_What you need to do_: From the entries below, gather every line containing the string "color".

--------------------

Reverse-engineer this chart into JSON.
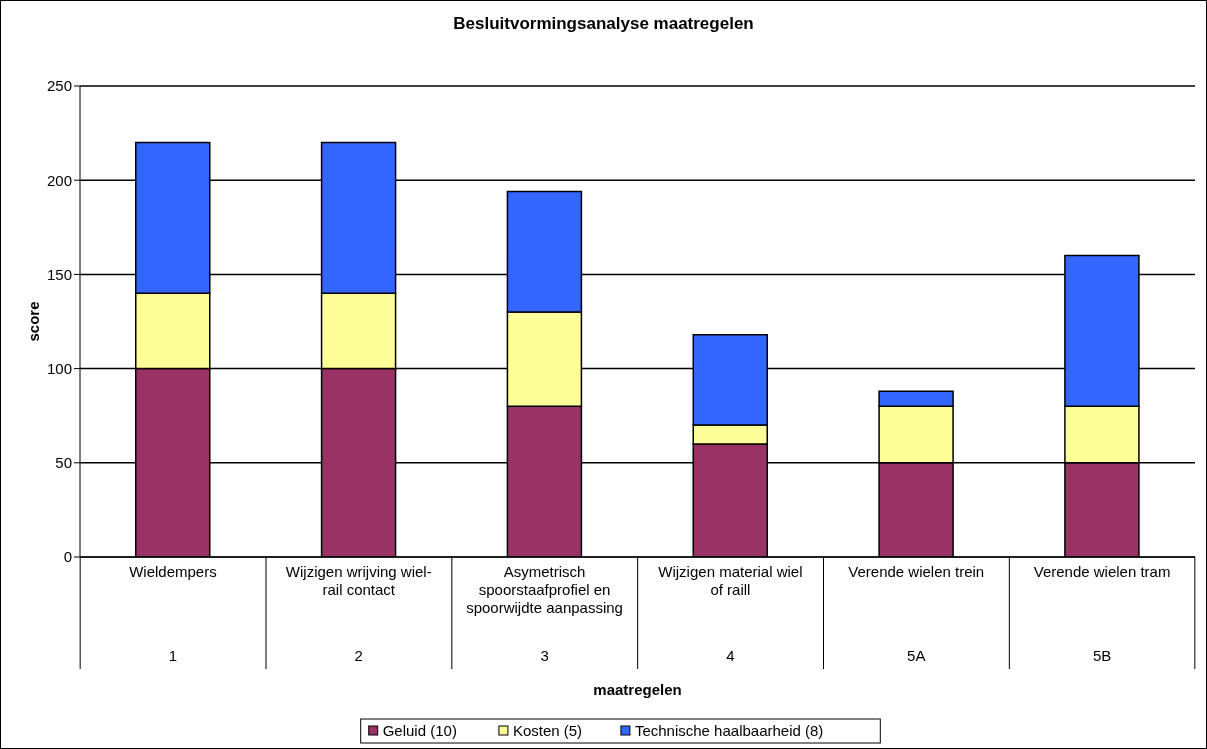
{
  "chart_data": {
    "type": "bar",
    "title": "Besluitvormingsanalyse maatregelen",
    "xlabel": "maatregelen",
    "ylabel": "score",
    "categories": [
      "Wieldempers",
      "Wijzigen wrijving wiel-rail contact",
      "Asymetrisch spoorstaafprofiel en spoorwijdte aanpassing",
      "Wijzigen material wiel of raill",
      "Verende wielen trein",
      "Verende wielen tram"
    ],
    "series": [
      {
        "name": "Geluid (10)",
        "color": "#993366",
        "values": [
          100,
          100,
          80,
          60,
          50,
          50
        ]
      },
      {
        "name": "Kosten (5)",
        "color": "#ffff99",
        "values": [
          40,
          40,
          50,
          10,
          30,
          30
        ]
      },
      {
        "name": "Technische haalbaarheid (8)",
        "color": "#3366ff",
        "values": [
          80,
          80,
          64,
          48,
          8,
          80
        ]
      }
    ],
    "stacked": true,
    "ylim": [
      0,
      250
    ],
    "yticks": [
      0,
      50,
      100,
      150,
      200,
      250
    ],
    "grid": "y",
    "legend": "bottom",
    "annotations": [
      "1",
      "2",
      "3",
      "4",
      "5A",
      "5B"
    ]
  }
}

--------------------

_Exercise result_:
        "color": "#993366",
        "color": "#ffff99",
        "color": "#3366ff",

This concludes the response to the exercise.